Copy out every record below exactly as written, but leave out any pictures.

──────── Material

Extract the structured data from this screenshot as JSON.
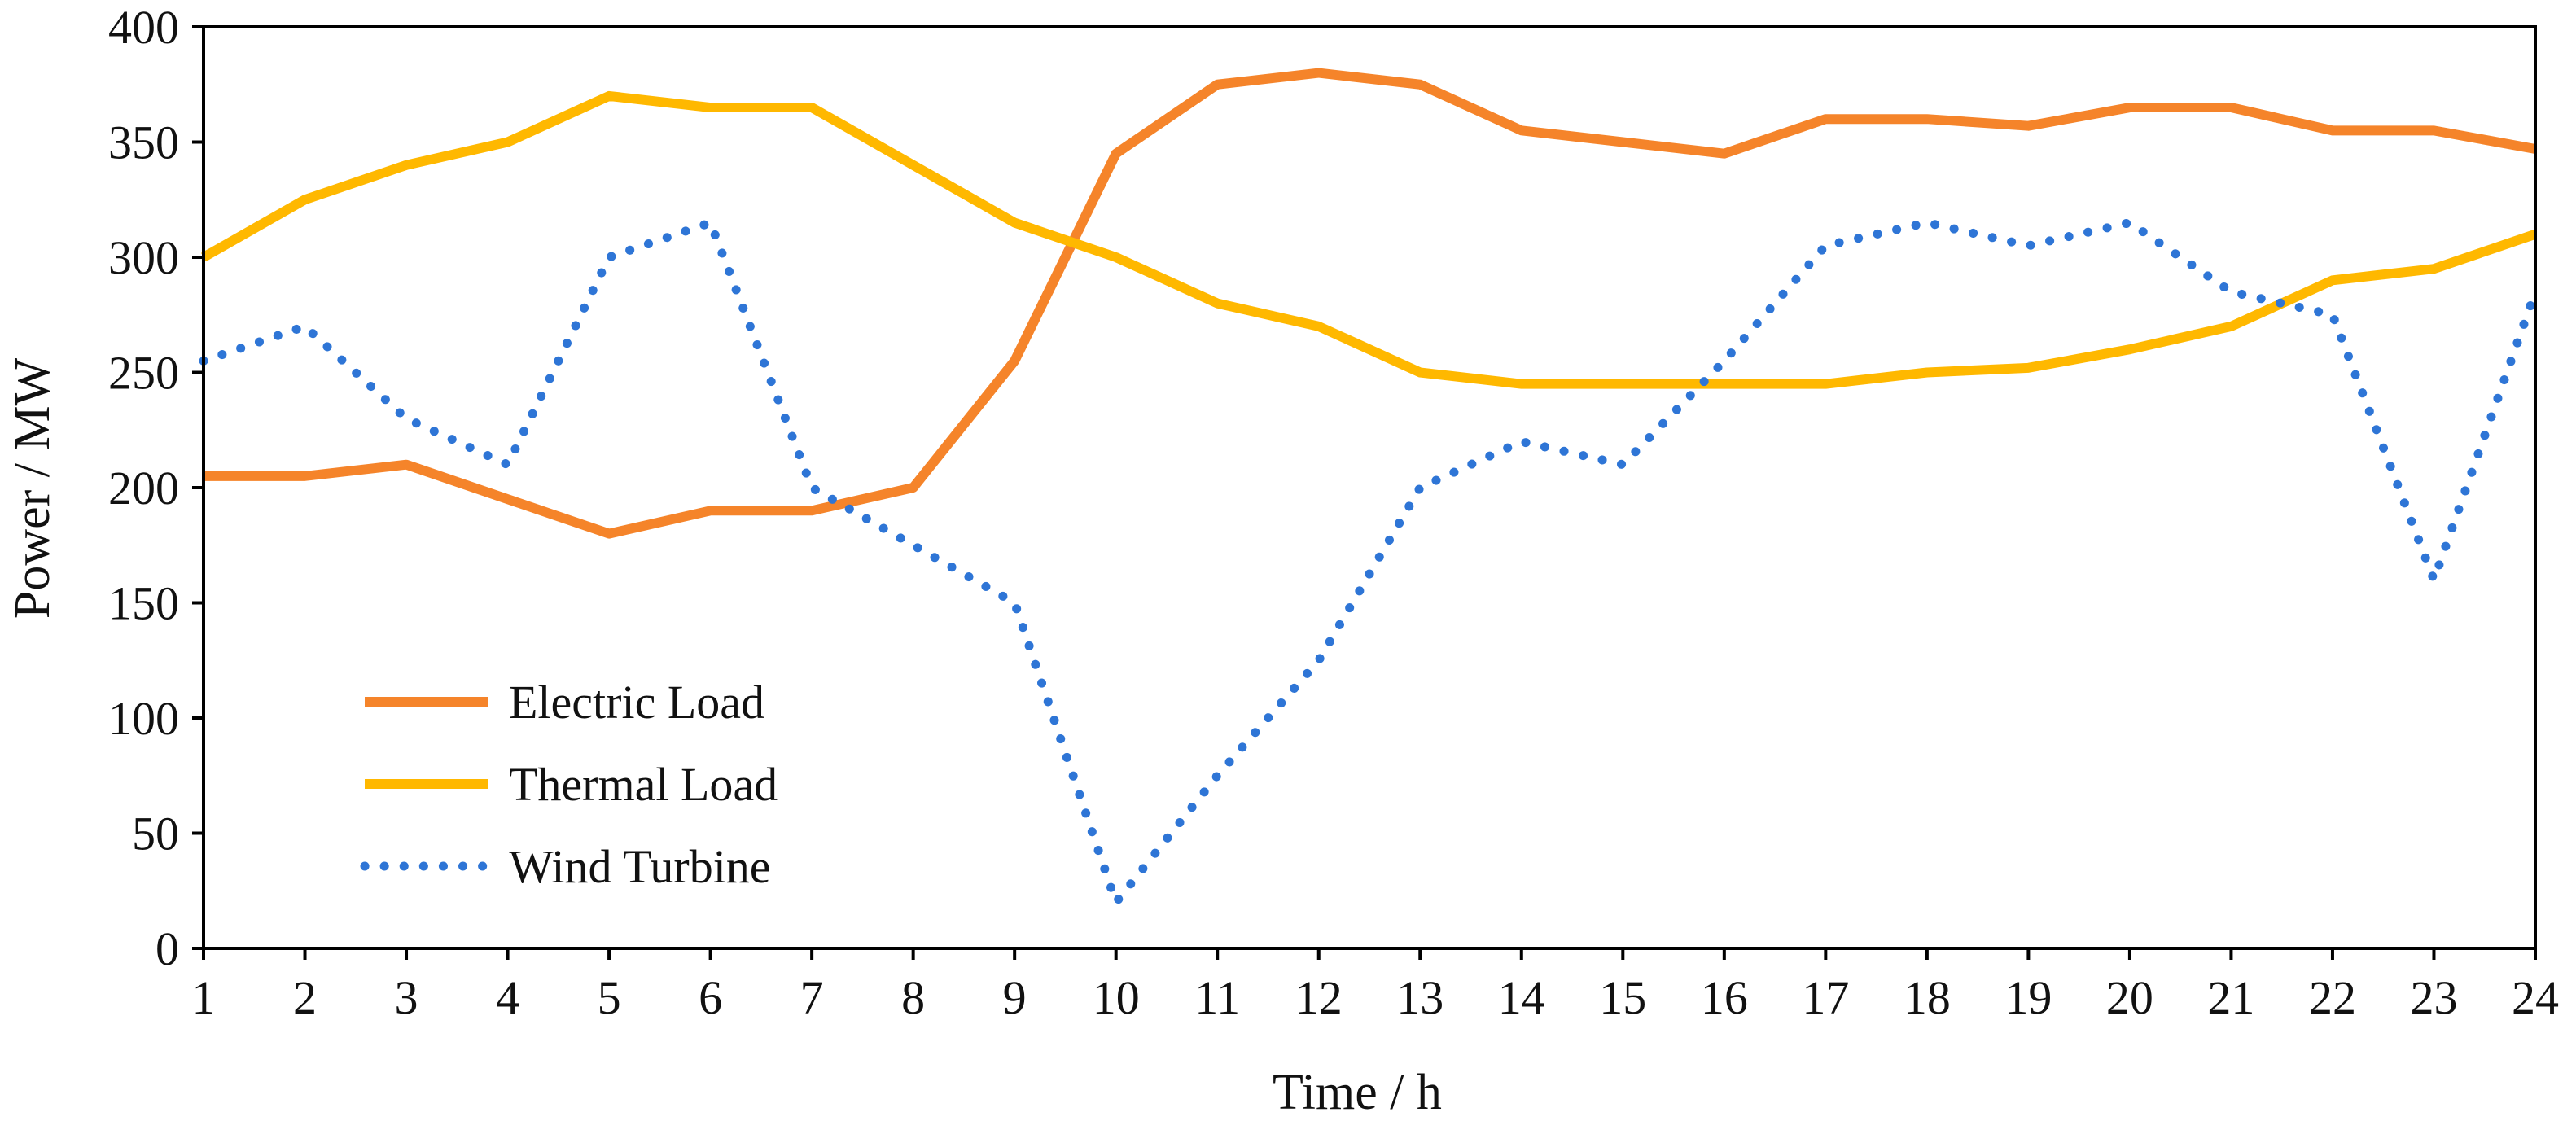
{
  "chart_data": {
    "type": "line",
    "title": "",
    "xlabel": "Time / h",
    "ylabel": "Power / MW",
    "x": [
      1,
      2,
      3,
      4,
      5,
      6,
      7,
      8,
      9,
      10,
      11,
      12,
      13,
      14,
      15,
      16,
      17,
      18,
      19,
      20,
      21,
      22,
      23,
      24
    ],
    "xlim": [
      1,
      24
    ],
    "ylim": [
      0,
      400
    ],
    "yticks": [
      0,
      50,
      100,
      150,
      200,
      250,
      300,
      350,
      400
    ],
    "grid": false,
    "legend_position": "bottom-left",
    "series": [
      {
        "name": "Electric Load",
        "color": "#F5842A",
        "style": "solid",
        "values": [
          205,
          205,
          210,
          195,
          180,
          190,
          190,
          200,
          255,
          345,
          375,
          380,
          375,
          355,
          350,
          345,
          360,
          360,
          357,
          365,
          365,
          355,
          355,
          347
        ]
      },
      {
        "name": "Thermal Load",
        "color": "#FFB800",
        "style": "solid",
        "values": [
          300,
          325,
          340,
          350,
          370,
          365,
          365,
          340,
          315,
          300,
          280,
          270,
          250,
          245,
          245,
          245,
          245,
          250,
          252,
          260,
          270,
          290,
          295,
          310
        ]
      },
      {
        "name": "Wind Turbine",
        "color": "#2E75D6",
        "style": "dotted",
        "values": [
          255,
          270,
          230,
          210,
          300,
          315,
          200,
          175,
          150,
          20,
          75,
          125,
          200,
          220,
          210,
          255,
          305,
          315,
          305,
          315,
          285,
          275,
          160,
          285
        ]
      }
    ]
  }
}
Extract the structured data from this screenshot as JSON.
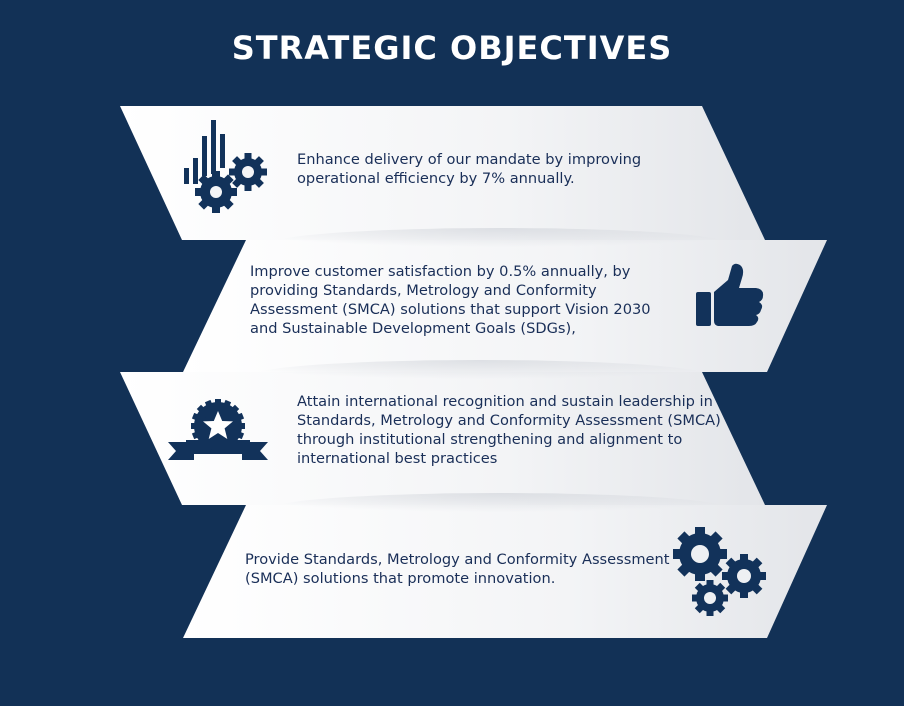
{
  "title": "STRATEGIC OBJECTIVES",
  "objectives": [
    {
      "text": "Enhance delivery of our mandate by improving operational efficiency by 7% annually.",
      "icon": "chart-gears-icon"
    },
    {
      "text": "Improve customer satisfaction by 0.5% annually, by providing Standards, Metrology and Conformity Assessment (SMCA) solutions that support Vision 2030 and Sustainable Development Goals (SDGs),",
      "icon": "thumbs-up-icon"
    },
    {
      "text": "Attain international recognition and sustain leadership in Standards, Metrology and Conformity Assessment (SMCA) through institutional strengthening and alignment to international best practices",
      "icon": "award-badge-icon"
    },
    {
      "text": "Provide Standards, Metrology and Conformity Assessment (SMCA) solutions that promote innovation.",
      "icon": "gears-icon"
    }
  ],
  "colors": {
    "background": "#123156",
    "ribbon": "#f2f3f5",
    "text": "#1a2f58",
    "icon": "#12325a"
  }
}
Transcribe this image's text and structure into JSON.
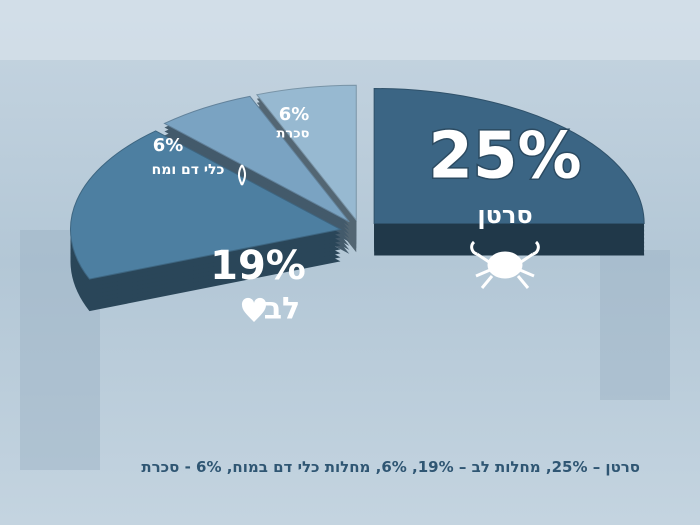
{
  "chart_data": {
    "type": "pie",
    "categories": [
      "סרטן",
      "לב",
      "כלי דם ומח",
      "סכרת"
    ],
    "values": [
      25,
      19,
      6,
      6
    ],
    "value_labels": [
      "25%",
      "19%",
      "6%",
      "6%"
    ],
    "colors": [
      "#3b6584",
      "#4d7fa1",
      "#7aa3c2",
      "#97b9d1"
    ],
    "caption": "סרטן – 25%, מחלות לב – 19%, 6%, מחלות כלי דם במוח, 6% - סכרת"
  }
}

────────────────

# Reply to the task
Extract the structured data from this screenshot as JSON.
{
  "chart_data": {
    "type": "line",
    "title": "",
    "xlabel": "Time / h",
    "ylabel": "Power / MW",
    "x": [
      1,
      2,
      3,
      4,
      5,
      6,
      7,
      8,
      9,
      10,
      11,
      12,
      13,
      14,
      15,
      16,
      17,
      18,
      19,
      20,
      21,
      22,
      23,
      24
    ],
    "xlim": [
      1,
      24
    ],
    "ylim": [
      0,
      400
    ],
    "yticks": [
      0,
      50,
      100,
      150,
      200,
      250,
      300,
      350,
      400
    ],
    "grid": false,
    "legend_position": "bottom-left",
    "series": [
      {
        "name": "Electric Load",
        "color": "#F5842A",
        "style": "solid",
        "values": [
          205,
          205,
          210,
          195,
          180,
          190,
          190,
          200,
          255,
          345,
          375,
          380,
          375,
          355,
          350,
          345,
          360,
          360,
          357,
          365,
          365,
          355,
          355,
          347
        ]
      },
      {
        "name": "Thermal Load",
        "color": "#FFB800",
        "style": "solid",
        "values": [
          300,
          325,
          340,
          350,
          370,
          365,
          365,
          340,
          315,
          300,
          280,
          270,
          250,
          245,
          245,
          245,
          245,
          250,
          252,
          260,
          270,
          290,
          295,
          310
        ]
      },
      {
        "name": "Wind Turbine",
        "color": "#2E75D6",
        "style": "dotted",
        "values": [
          255,
          270,
          230,
          210,
          300,
          315,
          200,
          175,
          150,
          20,
          75,
          125,
          200,
          220,
          210,
          255,
          305,
          315,
          305,
          315,
          285,
          275,
          160,
          285
        ]
      }
    ]
  }
}
Extract the structured data from this screenshot as JSON.
{
  "title": "STRATEGIC OBJECTIVES",
  "objectives": [
    {
      "text": "Enhance delivery of our mandate by improving operational efficiency by 7% annually.",
      "icon": "chart-gears-icon"
    },
    {
      "text": "Improve customer satisfaction by 0.5% annually, by providing Standards, Metrology and Conformity Assessment (SMCA) solutions that support Vision 2030 and Sustainable Development Goals (SDGs),",
      "icon": "thumbs-up-icon"
    },
    {
      "text": "Attain international recognition and sustain leadership in Standards, Metrology and Conformity Assessment (SMCA) through institutional strengthening and alignment to international best practices",
      "icon": "award-badge-icon"
    },
    {
      "text": "Provide Standards, Metrology and Conformity Assessment (SMCA) solutions that promote innovation.",
      "icon": "gears-icon"
    }
  ],
  "colors": {
    "background": "#123156",
    "ribbon": "#f2f3f5",
    "text": "#1a2f58",
    "icon": "#12325a"
  }
}
Transcribe this image's text and structure into JSON.
{
  "chart_data": {
    "type": "pie",
    "categories": [
      "סרטן",
      "לב",
      "כלי דם ומח",
      "סכרת"
    ],
    "values": [
      25,
      19,
      6,
      6
    ],
    "value_labels": [
      "25%",
      "19%",
      "6%",
      "6%"
    ],
    "colors": [
      "#3b6584",
      "#4d7fa1",
      "#7aa3c2",
      "#97b9d1"
    ],
    "caption": "סרטן – 25%, מחלות לב – 19%, 6%, מחלות כלי דם במוח, 6% - סכרת"
  }
}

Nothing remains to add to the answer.